### Records from a collection of figures
** begin **

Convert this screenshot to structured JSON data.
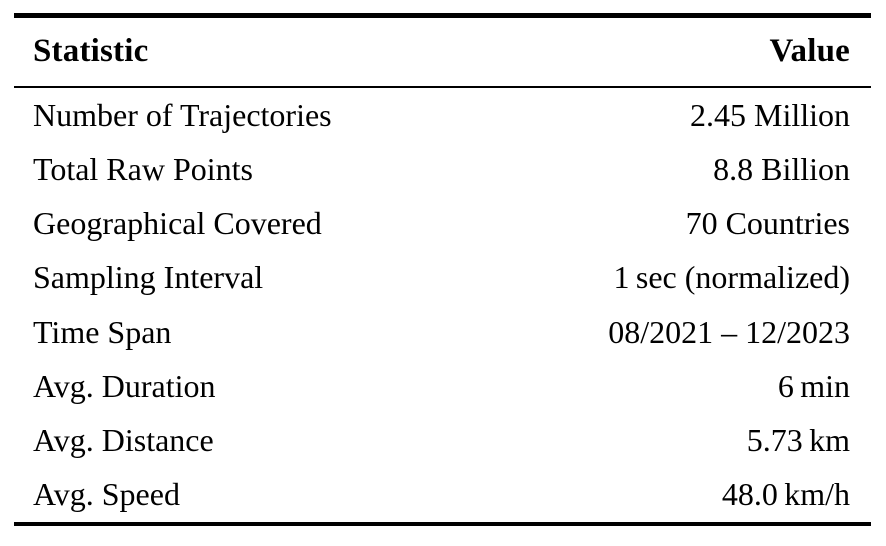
{
  "table": {
    "columns": [
      "Statistic",
      "Value"
    ],
    "rows": [
      {
        "label": "Number of Trajectories",
        "value": "2.45 Million"
      },
      {
        "label": "Total Raw Points",
        "value": "8.8 Billion"
      },
      {
        "label": "Geographical Covered",
        "value": "70 Countries"
      },
      {
        "label": "Sampling Interval",
        "value": "1 sec (normalized)"
      },
      {
        "label": "Time Span",
        "value": "08/2021 – 12/2023"
      },
      {
        "label": "Avg. Duration",
        "value": "6 min"
      },
      {
        "label": "Avg. Distance",
        "value": "5.73 km"
      },
      {
        "label": "Avg. Speed",
        "value": "48.0 km/h"
      }
    ]
  },
  "colors": {
    "text": "#000000",
    "background": "#ffffff",
    "rule": "#000000"
  }
}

** end **

### Given exercise
Find how many of the lines above have the word "label" in them. State only that number.

### Solution to this exercise
8